* START Stored records *
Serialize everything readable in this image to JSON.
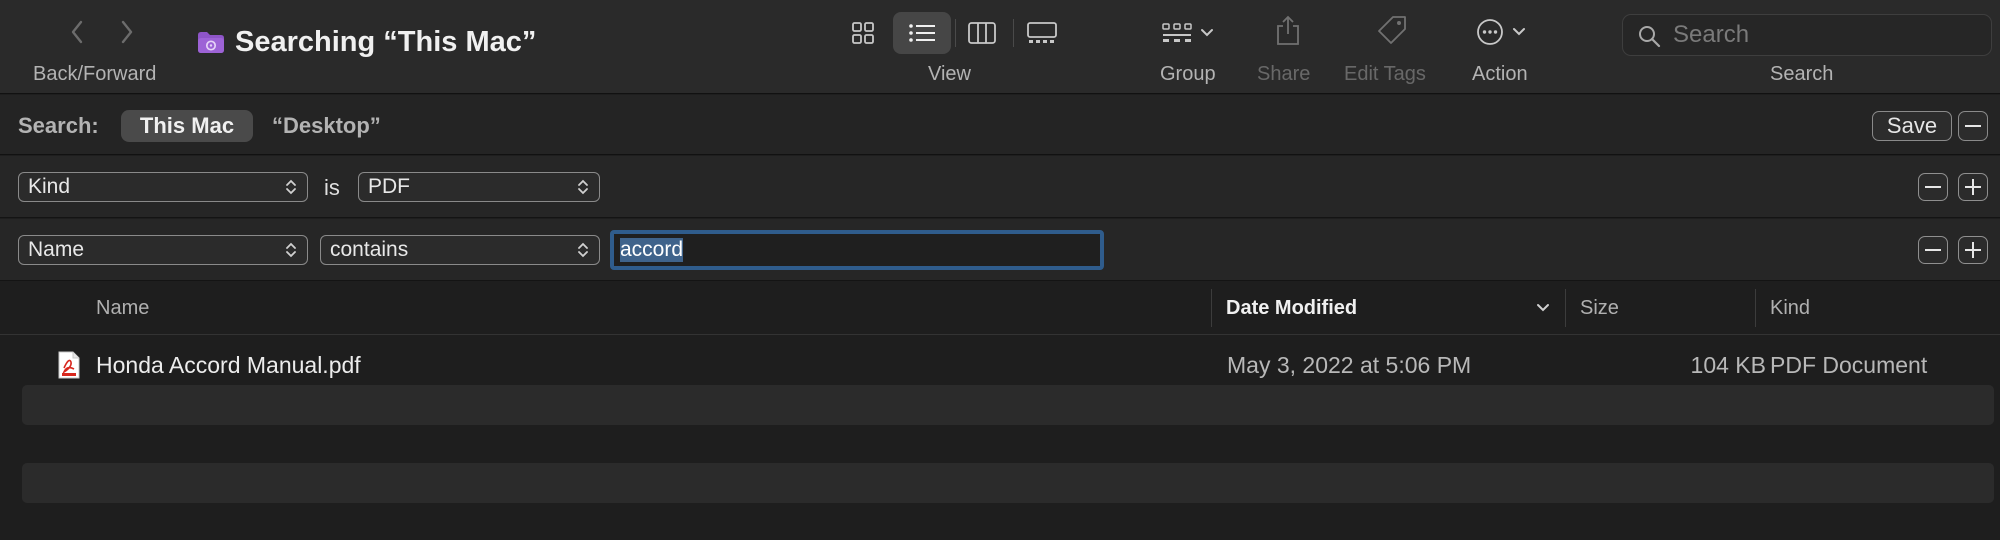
{
  "window": {
    "title": "Searching “This Mac”",
    "colors": {
      "folder_icon": "#8e55c8",
      "focus_ring": "#2f5c8c",
      "pdf_icon": "#d8281e"
    }
  },
  "toolbar": {
    "back_forward_label": "Back/Forward",
    "view_label": "View",
    "group_label": "Group",
    "share_label": "Share",
    "edit_tags_label": "Edit Tags",
    "action_label": "Action",
    "search_label": "Search",
    "search_placeholder": "Search",
    "view_modes": [
      "icon-view",
      "list-view",
      "column-view",
      "gallery-view"
    ],
    "selected_view": "list-view"
  },
  "scope": {
    "label": "Search:",
    "selected": "This Mac",
    "other": "“Desktop”",
    "save_label": "Save"
  },
  "criteria": [
    {
      "attribute": "Kind",
      "operator": "is",
      "value": "PDF"
    },
    {
      "attribute": "Name",
      "operator": "contains",
      "value": "accord"
    }
  ],
  "columns": {
    "name": "Name",
    "date_modified": "Date Modified",
    "size": "Size",
    "kind": "Kind",
    "sorted_by": "date_modified"
  },
  "files": [
    {
      "name": "Honda Accord Manual.pdf",
      "date_modified": "May 3, 2022 at 5:06 PM",
      "size": "104 KB",
      "kind": "PDF Document",
      "icon": "pdf-file-icon"
    }
  ]
}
* END Stored records *
▶ [Description of the task]
Quote the entries above word for word. Leave the images out.

▶ [Expected answer]
Serialize everything readable in this image to JSON.
{
  "window": {
    "title": "Searching “This Mac”",
    "colors": {
      "folder_icon": "#8e55c8",
      "focus_ring": "#2f5c8c",
      "pdf_icon": "#d8281e"
    }
  },
  "toolbar": {
    "back_forward_label": "Back/Forward",
    "view_label": "View",
    "group_label": "Group",
    "share_label": "Share",
    "edit_tags_label": "Edit Tags",
    "action_label": "Action",
    "search_label": "Search",
    "search_placeholder": "Search",
    "view_modes": [
      "icon-view",
      "list-view",
      "column-view",
      "gallery-view"
    ],
    "selected_view": "list-view"
  },
  "scope": {
    "label": "Search:",
    "selected": "This Mac",
    "other": "“Desktop”",
    "save_label": "Save"
  },
  "criteria": [
    {
      "attribute": "Kind",
      "operator": "is",
      "value": "PDF"
    },
    {
      "attribute": "Name",
      "operator": "contains",
      "value": "accord"
    }
  ],
  "columns": {
    "name": "Name",
    "date_modified": "Date Modified",
    "size": "Size",
    "kind": "Kind",
    "sorted_by": "date_modified"
  },
  "files": [
    {
      "name": "Honda Accord Manual.pdf",
      "date_modified": "May 3, 2022 at 5:06 PM",
      "size": "104 KB",
      "kind": "PDF Document",
      "icon": "pdf-file-icon"
    }
  ]
}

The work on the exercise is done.